>> start Page text

In the aftermath of the recent substantial down move in oil and commodity prices, as a value investor you may be searching for investments in commodity related stocks with limited downside and substantial potential upside. What if you could buy a company for less than half of its asset value? Better yet, what if you could buy a company for half its asset value AFTER it monetized an asset, was trading near a 0 enterprise value, and was on track to sell another asset worth at least half of its current market cap? And what if that company had new management installed by shareholder activists, committed to realizing value for shareholders?
Well, you can. The company is Mopolo Energy (MPO AU). They have approximately 250 million shares outstanding, and are trading at $0.79 per share (AUD, which is close to par with USD and CAD). Molopo recently sold an asset for $188 million, and had $20 million net cash on their balance sheet in their latest filing - net of tax and transaction liabilities they are currently holding over $160m in cash and marketable securities. Plus, they have substantial additional assets that are likely worth in excess of their $200 million market cap, one of which is currently for sale and could net over $150 million to the company. Sometimes the best investment ideas are the simplest. Molopo is simply mispriced, with very high upside potential and inherently limited downside due to the large cash position and the asset value.
These assets include Australian coal bed methane (CBM), to the tune of 328 bcf of 2P reserves, which I conservatively mark at $0.50/mcf, or $164 million to the company (historic transactions have been at an average price of $1.85/mcf, and the lowest recent transaction has been at $0.92/mcf). They also include 52,000 acres of Saskatchewan Bakken, which I conservatively mark at $1000/acre (recent transactions have been as high as $5,000/acre). And over 17,000 net acres of Permian Wolfcamp acreage (right in the middle of Approach Resource's oil field). Wolfcamp acreage in the area has sold for over $3,000/acre in recent state lease sales. Molopo also has assorted other assets which provide further optionality, but for the purposes of this analysis, we can mark them at $0 as we are already near 2x the current market cap and these other assets are more complex and have less tangible value.

>> end Page text
>> start Listing

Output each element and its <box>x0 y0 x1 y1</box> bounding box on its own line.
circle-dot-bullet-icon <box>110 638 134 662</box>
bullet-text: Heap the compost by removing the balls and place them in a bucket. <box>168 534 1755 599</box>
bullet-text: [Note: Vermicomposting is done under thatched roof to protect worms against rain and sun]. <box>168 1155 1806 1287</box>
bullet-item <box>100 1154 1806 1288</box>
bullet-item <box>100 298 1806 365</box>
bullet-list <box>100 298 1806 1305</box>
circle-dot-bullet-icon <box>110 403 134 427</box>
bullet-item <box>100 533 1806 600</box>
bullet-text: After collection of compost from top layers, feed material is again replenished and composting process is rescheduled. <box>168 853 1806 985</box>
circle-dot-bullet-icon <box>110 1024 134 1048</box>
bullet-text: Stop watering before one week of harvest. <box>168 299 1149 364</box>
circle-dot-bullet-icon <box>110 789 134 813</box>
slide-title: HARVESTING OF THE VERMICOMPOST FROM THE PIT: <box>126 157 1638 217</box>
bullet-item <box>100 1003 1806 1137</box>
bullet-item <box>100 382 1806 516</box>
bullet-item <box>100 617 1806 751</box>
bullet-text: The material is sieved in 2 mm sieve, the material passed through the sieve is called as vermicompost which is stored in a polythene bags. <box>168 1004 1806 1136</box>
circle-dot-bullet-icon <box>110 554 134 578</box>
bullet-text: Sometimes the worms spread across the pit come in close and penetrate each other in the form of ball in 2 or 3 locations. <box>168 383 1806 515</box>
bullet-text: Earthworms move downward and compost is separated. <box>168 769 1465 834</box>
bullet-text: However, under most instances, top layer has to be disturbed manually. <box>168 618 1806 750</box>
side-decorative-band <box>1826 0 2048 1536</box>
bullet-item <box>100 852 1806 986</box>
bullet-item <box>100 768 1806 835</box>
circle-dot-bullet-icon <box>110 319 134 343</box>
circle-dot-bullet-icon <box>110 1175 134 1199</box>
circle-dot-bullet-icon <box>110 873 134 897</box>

>> end Listing

Directions.
(a) Using the commodity stock pitch, answer these:
(i) For how much did the company recently sell an asset?
(ii) How many acres of Saskatchewan Bakken does the company hold?
(iii) What price has Wolfcamp acreage in the area fetched in recent state lease sales?
(b) Go on with the commodity stock pitch, picking up after its final sentence.

In response.
(a)
(i) $188 million
(ii) 52,000 acres
(iii) Over $3,000 per acre

(b)
In other words, Molopo has nearly $160 million net cash and liquid securities after taxes on their balance sheet. And they have at least $150 million of CBM, $50 million of Bakken acreage and $50 million of Wolfcamp acreage. They are worth $410 million on the basis of this asset valuation analysis and are currently trading for $200 million.
It is worth mentioning the company's plan going forward. There are many possibilities, including a dividend, stock buyback, or simply continuing divestitures and reinvesting capital at high rates of return, like they did in the recently divested Canadian Spearfish play. Management has indicated they intend to pursue a combination of late stage asset sales (the CBM), stock buybacks, acquiring new early stage assets, and developing existing early stage assets such as the Bakken and the Wolfcamp. Management has also said they intend to dual-list the stock, either in Canada or the US, which when combined with the sale of its Australian CBM asset, will simplify the story and allow US and Canadian investors to more easily access the stock and value the company more in line with its asset value and impressive track record.
The CEO has proven himself to be a proficient acquirer of early stage oil and gas assets, so despite not pursuing optimal capital allocation, there is potential for Molopo's asset value to grow over time. However, my preference would be an aggressive stock buyback at current stock price levels, as this would amplify the impact of the sale of the CBM asset and any value creation by management. This could be an attractive opportunity for an activist investor to get involved and to help management see the light, so to speak.
In support of the valuation estimate for Molopo's Australian CBM asset, please see the table below, assembled from press releases, public filings, and public company presentations. Also, keep in mind that in the aftermath of the tragic earthquake in Japan, valuations of CBM assets in Australia in close proximity to LNG projects that could supply Japan have likely risen substantially, possibly to the levels last seen in 2008. These transactions seem to indicate average value of $1.85 per 2P reserve and $0.80 per 3P reserve. At the lowest recent transaction price, $0.92 per 2P or $0.56 per 3P, Molopo's asset value would be in the range of $302 million to $442 million. For the purposes of the analysis above and to be conservative, I used ½ of the lower number. There are not many independent companies in the area remaining with reserves like Molopo's, as most have been acquired in the spate of transactions referenced below.
Transaction value (A$m)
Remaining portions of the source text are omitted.